■ **Records from a dataset**:
● ● ● ●

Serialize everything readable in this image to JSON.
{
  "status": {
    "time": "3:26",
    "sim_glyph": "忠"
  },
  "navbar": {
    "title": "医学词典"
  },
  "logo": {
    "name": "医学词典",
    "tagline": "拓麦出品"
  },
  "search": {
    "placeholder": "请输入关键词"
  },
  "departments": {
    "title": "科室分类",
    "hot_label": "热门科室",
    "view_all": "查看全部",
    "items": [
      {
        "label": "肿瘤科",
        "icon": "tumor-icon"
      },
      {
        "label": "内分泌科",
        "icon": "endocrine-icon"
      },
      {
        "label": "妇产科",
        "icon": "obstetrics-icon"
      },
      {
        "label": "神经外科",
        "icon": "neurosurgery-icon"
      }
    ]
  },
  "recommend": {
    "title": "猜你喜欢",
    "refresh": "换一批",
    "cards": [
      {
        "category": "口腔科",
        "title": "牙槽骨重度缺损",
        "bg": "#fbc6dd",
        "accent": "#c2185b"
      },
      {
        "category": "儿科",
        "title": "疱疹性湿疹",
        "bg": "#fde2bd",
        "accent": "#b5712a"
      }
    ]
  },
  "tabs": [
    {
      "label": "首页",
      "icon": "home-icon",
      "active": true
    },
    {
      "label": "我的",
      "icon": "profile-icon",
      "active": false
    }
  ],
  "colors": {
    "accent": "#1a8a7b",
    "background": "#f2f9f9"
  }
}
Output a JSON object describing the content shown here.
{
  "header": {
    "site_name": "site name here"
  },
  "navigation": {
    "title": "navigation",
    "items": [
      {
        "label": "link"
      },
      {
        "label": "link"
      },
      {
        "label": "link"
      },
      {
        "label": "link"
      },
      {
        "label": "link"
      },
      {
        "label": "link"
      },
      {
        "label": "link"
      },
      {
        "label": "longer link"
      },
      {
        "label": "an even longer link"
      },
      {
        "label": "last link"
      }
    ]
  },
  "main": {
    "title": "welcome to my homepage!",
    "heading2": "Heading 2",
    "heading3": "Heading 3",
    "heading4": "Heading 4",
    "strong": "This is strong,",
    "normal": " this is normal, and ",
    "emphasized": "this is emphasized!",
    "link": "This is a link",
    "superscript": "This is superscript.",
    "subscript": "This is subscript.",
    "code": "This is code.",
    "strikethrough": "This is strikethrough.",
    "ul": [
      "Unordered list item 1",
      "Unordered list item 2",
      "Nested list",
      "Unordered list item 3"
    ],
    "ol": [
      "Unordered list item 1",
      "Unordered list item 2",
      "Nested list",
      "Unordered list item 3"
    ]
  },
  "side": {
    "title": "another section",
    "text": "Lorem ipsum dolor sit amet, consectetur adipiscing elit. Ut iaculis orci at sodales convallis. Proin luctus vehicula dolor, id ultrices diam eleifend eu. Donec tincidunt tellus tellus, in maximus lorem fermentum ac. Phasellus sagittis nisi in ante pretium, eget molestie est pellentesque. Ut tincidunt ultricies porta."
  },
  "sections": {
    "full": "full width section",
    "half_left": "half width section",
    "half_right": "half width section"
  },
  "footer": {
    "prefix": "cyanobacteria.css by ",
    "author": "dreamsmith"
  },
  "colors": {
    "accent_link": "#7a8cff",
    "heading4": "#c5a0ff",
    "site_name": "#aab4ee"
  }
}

● ● ● ●

■ **WHAT YOU NEED TO DO**:
Every record should be given again exactly.

■ **ANSWER AREA**:
Serialize everything readable in this image to JSON.
{
  "status": {
    "time": "3:26",
    "sim_glyph": "忠"
  },
  "navbar": {
    "title": "医学词典"
  },
  "logo": {
    "name": "医学词典",
    "tagline": "拓麦出品"
  },
  "search": {
    "placeholder": "请输入关键词"
  },
  "departments": {
    "title": "科室分类",
    "hot_label": "热门科室",
    "view_all": "查看全部",
    "items": [
      {
        "label": "肿瘤科",
        "icon": "tumor-icon"
      },
      {
        "label": "内分泌科",
        "icon": "endocrine-icon"
      },
      {
        "label": "妇产科",
        "icon": "obstetrics-icon"
      },
      {
        "label": "神经外科",
        "icon": "neurosurgery-icon"
      }
    ]
  },
  "recommend": {
    "title": "猜你喜欢",
    "refresh": "换一批",
    "cards": [
      {
        "category": "口腔科",
        "title": "牙槽骨重度缺损",
        "bg": "#fbc6dd",
        "accent": "#c2185b"
      },
      {
        "category": "儿科",
        "title": "疱疹性湿疹",
        "bg": "#fde2bd",
        "accent": "#b5712a"
      }
    ]
  },
  "tabs": [
    {
      "label": "首页",
      "icon": "home-icon",
      "active": true
    },
    {
      "label": "我的",
      "icon": "profile-icon",
      "active": false
    }
  ],
  "colors": {
    "accent": "#1a8a7b",
    "background": "#f2f9f9"
  }
}
Output a JSON object describing the content shown here.
{
  "header": {
    "site_name": "site name here"
  },
  "navigation": {
    "title": "navigation",
    "items": [
      {
        "label": "link"
      },
      {
        "label": "link"
      },
      {
        "label": "link"
      },
      {
        "label": "link"
      },
      {
        "label": "link"
      },
      {
        "label": "link"
      },
      {
        "label": "link"
      },
      {
        "label": "longer link"
      },
      {
        "label": "an even longer link"
      },
      {
        "label": "last link"
      }
    ]
  },
  "main": {
    "title": "welcome to my homepage!",
    "heading2": "Heading 2",
    "heading3": "Heading 3",
    "heading4": "Heading 4",
    "strong": "This is strong,",
    "normal": " this is normal, and ",
    "emphasized": "this is emphasized!",
    "link": "This is a link",
    "superscript": "This is superscript.",
    "subscript": "This is subscript.",
    "code": "This is code.",
    "strikethrough": "This is strikethrough.",
    "ul": [
      "Unordered list item 1",
      "Unordered list item 2",
      "Nested list",
      "Unordered list item 3"
    ],
    "ol": [
      "Unordered list item 1",
      "Unordered list item 2",
      "Nested list",
      "Unordered list item 3"
    ]
  },
  "side": {
    "title": "another section",
    "text": "Lorem ipsum dolor sit amet, consectetur adipiscing elit. Ut iaculis orci at sodales convallis. Proin luctus vehicula dolor, id ultrices diam eleifend eu. Donec tincidunt tellus tellus, in maximus lorem fermentum ac. Phasellus sagittis nisi in ante pretium, eget molestie est pellentesque. Ut tincidunt ultricies porta."
  },
  "sections": {
    "full": "full width section",
    "half_left": "half width section",
    "half_right": "half width section"
  },
  "footer": {
    "prefix": "cyanobacteria.css by ",
    "author": "dreamsmith"
  },
  "colors": {
    "accent_link": "#7a8cff",
    "heading4": "#c5a0ff",
    "site_name": "#aab4ee"
  }
}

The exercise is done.